Restate every line of the material, word for word.

* DATA ROWS

+-------+

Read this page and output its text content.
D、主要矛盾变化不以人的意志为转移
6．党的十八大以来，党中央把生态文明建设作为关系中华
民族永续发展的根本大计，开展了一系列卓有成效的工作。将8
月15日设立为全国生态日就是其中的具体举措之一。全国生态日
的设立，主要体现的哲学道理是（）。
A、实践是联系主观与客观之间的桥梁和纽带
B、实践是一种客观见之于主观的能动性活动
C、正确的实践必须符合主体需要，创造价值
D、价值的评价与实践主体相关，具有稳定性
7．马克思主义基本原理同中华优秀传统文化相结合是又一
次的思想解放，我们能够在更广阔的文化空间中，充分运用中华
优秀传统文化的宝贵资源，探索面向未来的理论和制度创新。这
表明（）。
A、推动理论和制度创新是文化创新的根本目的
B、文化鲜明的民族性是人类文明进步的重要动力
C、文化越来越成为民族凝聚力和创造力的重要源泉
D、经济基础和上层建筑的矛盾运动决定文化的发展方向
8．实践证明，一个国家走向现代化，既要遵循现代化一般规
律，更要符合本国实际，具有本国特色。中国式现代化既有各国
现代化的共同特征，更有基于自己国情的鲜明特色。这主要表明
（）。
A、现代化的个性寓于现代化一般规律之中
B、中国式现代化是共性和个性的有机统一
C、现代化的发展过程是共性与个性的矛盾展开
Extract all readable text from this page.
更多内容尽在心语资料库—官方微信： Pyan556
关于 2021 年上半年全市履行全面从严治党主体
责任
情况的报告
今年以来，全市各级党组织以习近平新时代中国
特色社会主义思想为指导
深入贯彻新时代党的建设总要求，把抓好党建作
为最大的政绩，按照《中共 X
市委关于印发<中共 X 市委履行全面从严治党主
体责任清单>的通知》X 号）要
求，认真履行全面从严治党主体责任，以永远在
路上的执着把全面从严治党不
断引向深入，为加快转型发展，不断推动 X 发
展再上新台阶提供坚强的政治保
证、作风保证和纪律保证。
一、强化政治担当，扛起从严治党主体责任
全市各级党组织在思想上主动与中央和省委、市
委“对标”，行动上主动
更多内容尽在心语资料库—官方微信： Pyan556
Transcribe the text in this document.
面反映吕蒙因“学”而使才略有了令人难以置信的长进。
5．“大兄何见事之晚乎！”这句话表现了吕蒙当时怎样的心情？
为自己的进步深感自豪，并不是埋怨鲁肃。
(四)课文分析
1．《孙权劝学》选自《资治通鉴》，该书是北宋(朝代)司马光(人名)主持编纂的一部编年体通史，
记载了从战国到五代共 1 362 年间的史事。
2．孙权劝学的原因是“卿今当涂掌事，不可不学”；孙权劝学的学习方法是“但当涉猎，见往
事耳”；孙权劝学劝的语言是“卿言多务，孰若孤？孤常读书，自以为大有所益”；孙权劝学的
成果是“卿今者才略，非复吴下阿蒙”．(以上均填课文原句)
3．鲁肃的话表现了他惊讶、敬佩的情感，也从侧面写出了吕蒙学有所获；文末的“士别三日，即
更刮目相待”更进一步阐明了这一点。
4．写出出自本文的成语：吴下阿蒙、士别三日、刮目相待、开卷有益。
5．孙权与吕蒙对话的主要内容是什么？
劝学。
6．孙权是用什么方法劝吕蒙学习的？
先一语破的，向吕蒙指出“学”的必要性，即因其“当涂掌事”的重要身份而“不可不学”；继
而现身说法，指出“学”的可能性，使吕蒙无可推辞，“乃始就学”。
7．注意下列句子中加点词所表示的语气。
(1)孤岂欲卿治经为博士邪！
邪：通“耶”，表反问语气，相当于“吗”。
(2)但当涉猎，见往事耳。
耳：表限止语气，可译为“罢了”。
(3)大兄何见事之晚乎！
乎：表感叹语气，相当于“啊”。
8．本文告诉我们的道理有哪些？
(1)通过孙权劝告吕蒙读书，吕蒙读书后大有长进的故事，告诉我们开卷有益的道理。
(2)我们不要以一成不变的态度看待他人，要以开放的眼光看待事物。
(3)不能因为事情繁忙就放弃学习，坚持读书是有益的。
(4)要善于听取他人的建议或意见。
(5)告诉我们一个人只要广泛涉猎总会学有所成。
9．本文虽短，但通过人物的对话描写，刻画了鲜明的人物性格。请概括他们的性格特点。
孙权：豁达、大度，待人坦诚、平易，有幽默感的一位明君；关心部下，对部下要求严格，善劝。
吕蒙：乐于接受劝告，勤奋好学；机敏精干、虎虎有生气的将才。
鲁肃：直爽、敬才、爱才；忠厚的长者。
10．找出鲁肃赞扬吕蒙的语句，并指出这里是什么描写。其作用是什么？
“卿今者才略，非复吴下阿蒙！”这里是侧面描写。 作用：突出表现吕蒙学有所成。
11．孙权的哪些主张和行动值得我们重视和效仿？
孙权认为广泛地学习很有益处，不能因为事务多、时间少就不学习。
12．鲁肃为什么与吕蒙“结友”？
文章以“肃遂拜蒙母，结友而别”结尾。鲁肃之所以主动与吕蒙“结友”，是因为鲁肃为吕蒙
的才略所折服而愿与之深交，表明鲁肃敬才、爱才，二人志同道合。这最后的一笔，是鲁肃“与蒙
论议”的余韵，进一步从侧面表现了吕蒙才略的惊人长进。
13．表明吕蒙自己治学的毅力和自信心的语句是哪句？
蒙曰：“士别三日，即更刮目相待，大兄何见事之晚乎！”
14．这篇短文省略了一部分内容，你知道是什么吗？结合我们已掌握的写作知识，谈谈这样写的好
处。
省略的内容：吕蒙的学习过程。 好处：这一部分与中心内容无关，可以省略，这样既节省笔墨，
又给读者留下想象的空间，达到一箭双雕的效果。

+-------+

* THE ANSWER
Read this page and output its text content.
D、主要矛盾变化不以人的意志为转移
6．党的十八大以来，党中央把生态文明建设作为关系中华
民族永续发展的根本大计，开展了一系列卓有成效的工作。将8
月15日设立为全国生态日就是其中的具体举措之一。全国生态日
的设立，主要体现的哲学道理是（）。
A、实践是联系主观与客观之间的桥梁和纽带
B、实践是一种客观见之于主观的能动性活动
C、正确的实践必须符合主体需要，创造价值
D、价值的评价与实践主体相关，具有稳定性
7．马克思主义基本原理同中华优秀传统文化相结合是又一
次的思想解放，我们能够在更广阔的文化空间中，充分运用中华
优秀传统文化的宝贵资源，探索面向未来的理论和制度创新。这
表明（）。
A、推动理论和制度创新是文化创新的根本目的
B、文化鲜明的民族性是人类文明进步的重要动力
C、文化越来越成为民族凝聚力和创造力的重要源泉
D、经济基础和上层建筑的矛盾运动决定文化的发展方向
8．实践证明，一个国家走向现代化，既要遵循现代化一般规
律，更要符合本国实际，具有本国特色。中国式现代化既有各国
现代化的共同特征，更有基于自己国情的鲜明特色。这主要表明
（）。
A、现代化的个性寓于现代化一般规律之中
B、中国式现代化是共性和个性的有机统一
C、现代化的发展过程是共性与个性的矛盾展开
Extract all readable text from this page.
更多内容尽在心语资料库—官方微信： Pyan556
关于 2021 年上半年全市履行全面从严治党主体
责任
情况的报告
今年以来，全市各级党组织以习近平新时代中国
特色社会主义思想为指导
深入贯彻新时代党的建设总要求，把抓好党建作
为最大的政绩，按照《中共 X
市委关于印发<中共 X 市委履行全面从严治党主
体责任清单>的通知》X 号）要
求，认真履行全面从严治党主体责任，以永远在
路上的执着把全面从严治党不
断引向深入，为加快转型发展，不断推动 X 发
展再上新台阶提供坚强的政治保
证、作风保证和纪律保证。
一、强化政治担当，扛起从严治党主体责任
全市各级党组织在思想上主动与中央和省委、市
委“对标”，行动上主动
更多内容尽在心语资料库—官方微信： Pyan556
Transcribe the text in this document.
面反映吕蒙因“学”而使才略有了令人难以置信的长进。
5．“大兄何见事之晚乎！”这句话表现了吕蒙当时怎样的心情？
为自己的进步深感自豪，并不是埋怨鲁肃。
(四)课文分析
1．《孙权劝学》选自《资治通鉴》，该书是北宋(朝代)司马光(人名)主持编纂的一部编年体通史，
记载了从战国到五代共 1 362 年间的史事。
2．孙权劝学的原因是“卿今当涂掌事，不可不学”；孙权劝学的学习方法是“但当涉猎，见往
事耳”；孙权劝学劝的语言是“卿言多务，孰若孤？孤常读书，自以为大有所益”；孙权劝学的
成果是“卿今者才略，非复吴下阿蒙”．(以上均填课文原句)
3．鲁肃的话表现了他惊讶、敬佩的情感，也从侧面写出了吕蒙学有所获；文末的“士别三日，即
更刮目相待”更进一步阐明了这一点。
4．写出出自本文的成语：吴下阿蒙、士别三日、刮目相待、开卷有益。
5．孙权与吕蒙对话的主要内容是什么？
劝学。
6．孙权是用什么方法劝吕蒙学习的？
先一语破的，向吕蒙指出“学”的必要性，即因其“当涂掌事”的重要身份而“不可不学”；继
而现身说法，指出“学”的可能性，使吕蒙无可推辞，“乃始就学”。
7．注意下列句子中加点词所表示的语气。
(1)孤岂欲卿治经为博士邪！
邪：通“耶”，表反问语气，相当于“吗”。
(2)但当涉猎，见往事耳。
耳：表限止语气，可译为“罢了”。
(3)大兄何见事之晚乎！
乎：表感叹语气，相当于“啊”。
8．本文告诉我们的道理有哪些？
(1)通过孙权劝告吕蒙读书，吕蒙读书后大有长进的故事，告诉我们开卷有益的道理。
(2)我们不要以一成不变的态度看待他人，要以开放的眼光看待事物。
(3)不能因为事情繁忙就放弃学习，坚持读书是有益的。
(4)要善于听取他人的建议或意见。
(5)告诉我们一个人只要广泛涉猎总会学有所成。
9．本文虽短，但通过人物的对话描写，刻画了鲜明的人物性格。请概括他们的性格特点。
孙权：豁达、大度，待人坦诚、平易，有幽默感的一位明君；关心部下，对部下要求严格，善劝。
吕蒙：乐于接受劝告，勤奋好学；机敏精干、虎虎有生气的将才。
鲁肃：直爽、敬才、爱才；忠厚的长者。
10．找出鲁肃赞扬吕蒙的语句，并指出这里是什么描写。其作用是什么？
“卿今者才略，非复吴下阿蒙！”这里是侧面描写。 作用：突出表现吕蒙学有所成。
11．孙权的哪些主张和行动值得我们重视和效仿？
孙权认为广泛地学习很有益处，不能因为事务多、时间少就不学习。
12．鲁肃为什么与吕蒙“结友”？
文章以“肃遂拜蒙母，结友而别”结尾。鲁肃之所以主动与吕蒙“结友”，是因为鲁肃为吕蒙
的才略所折服而愿与之深交，表明鲁肃敬才、爱才，二人志同道合。这最后的一笔，是鲁肃“与蒙
论议”的余韵，进一步从侧面表现了吕蒙才略的惊人长进。
13．表明吕蒙自己治学的毅力和自信心的语句是哪句？
蒙曰：“士别三日，即更刮目相待，大兄何见事之晚乎！”
14．这篇短文省略了一部分内容，你知道是什么吗？结合我们已掌握的写作知识，谈谈这样写的好
处。
省略的内容：吕蒙的学习过程。 好处：这一部分与中心内容无关，可以省略，这样既节省笔墨，
又给读者留下想象的空间，达到一箭双雕的效果。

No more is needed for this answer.